Stored data entries =>
◇ ◇ ◇ ◇ ◇ ◇ ◇
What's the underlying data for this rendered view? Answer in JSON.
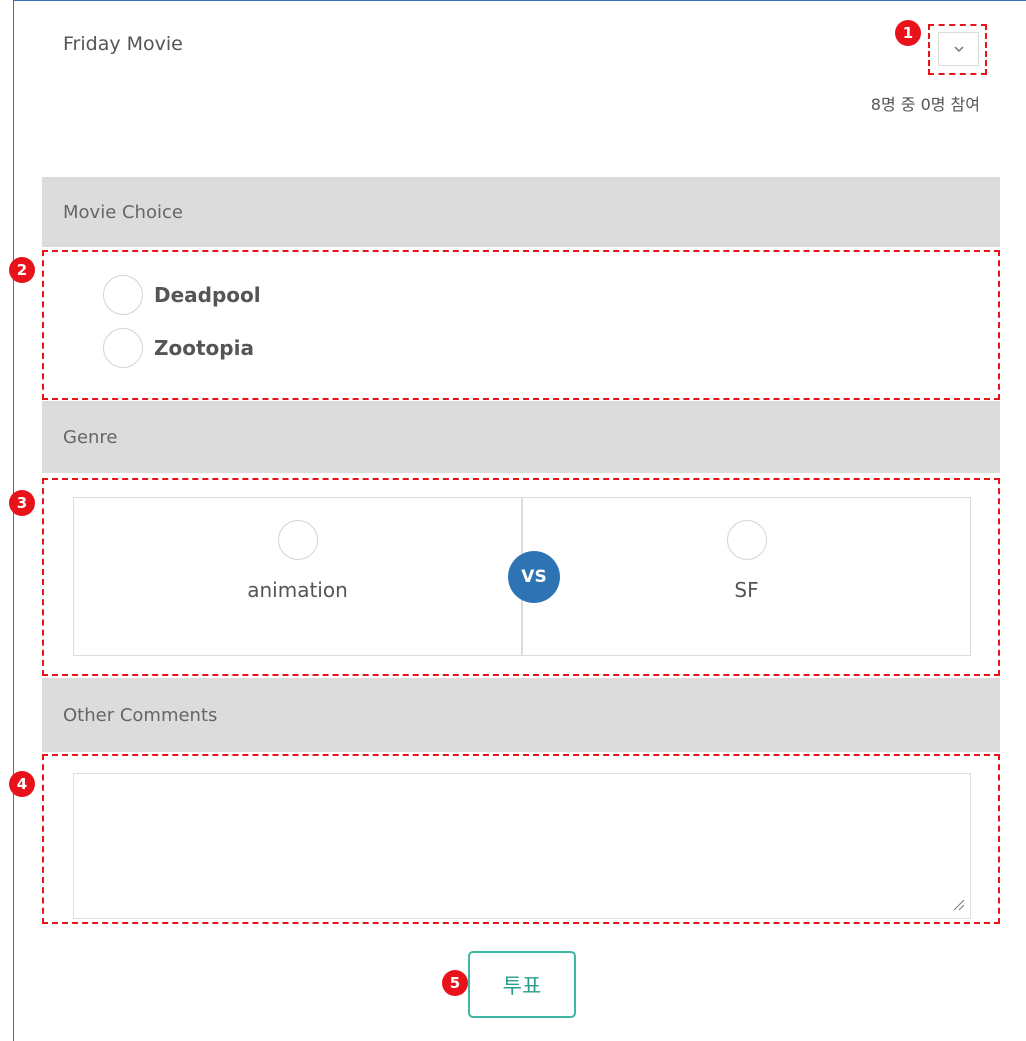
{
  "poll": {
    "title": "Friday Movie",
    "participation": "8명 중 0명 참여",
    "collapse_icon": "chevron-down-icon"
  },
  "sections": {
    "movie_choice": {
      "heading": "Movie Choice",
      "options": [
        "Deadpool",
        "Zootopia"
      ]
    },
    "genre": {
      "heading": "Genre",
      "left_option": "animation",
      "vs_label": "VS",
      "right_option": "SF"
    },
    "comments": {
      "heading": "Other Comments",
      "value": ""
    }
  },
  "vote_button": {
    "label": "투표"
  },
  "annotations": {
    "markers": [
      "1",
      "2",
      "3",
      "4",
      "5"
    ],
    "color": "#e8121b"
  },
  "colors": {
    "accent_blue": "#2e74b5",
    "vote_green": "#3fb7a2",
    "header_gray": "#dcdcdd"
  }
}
◇ ◇ ◇ ◇ ◇ ◇ ◇
GIVEN EXERCISE => Repeat the material above word for word and skip every image in it.

ANSWER FOR THE TASK =>
What's the underlying data for this rendered view? Answer in JSON.
{
  "poll": {
    "title": "Friday Movie",
    "participation": "8명 중 0명 참여",
    "collapse_icon": "chevron-down-icon"
  },
  "sections": {
    "movie_choice": {
      "heading": "Movie Choice",
      "options": [
        "Deadpool",
        "Zootopia"
      ]
    },
    "genre": {
      "heading": "Genre",
      "left_option": "animation",
      "vs_label": "VS",
      "right_option": "SF"
    },
    "comments": {
      "heading": "Other Comments",
      "value": ""
    }
  },
  "vote_button": {
    "label": "투표"
  },
  "annotations": {
    "markers": [
      "1",
      "2",
      "3",
      "4",
      "5"
    ],
    "color": "#e8121b"
  },
  "colors": {
    "accent_blue": "#2e74b5",
    "vote_green": "#3fb7a2",
    "header_gray": "#dcdcdd"
  }
}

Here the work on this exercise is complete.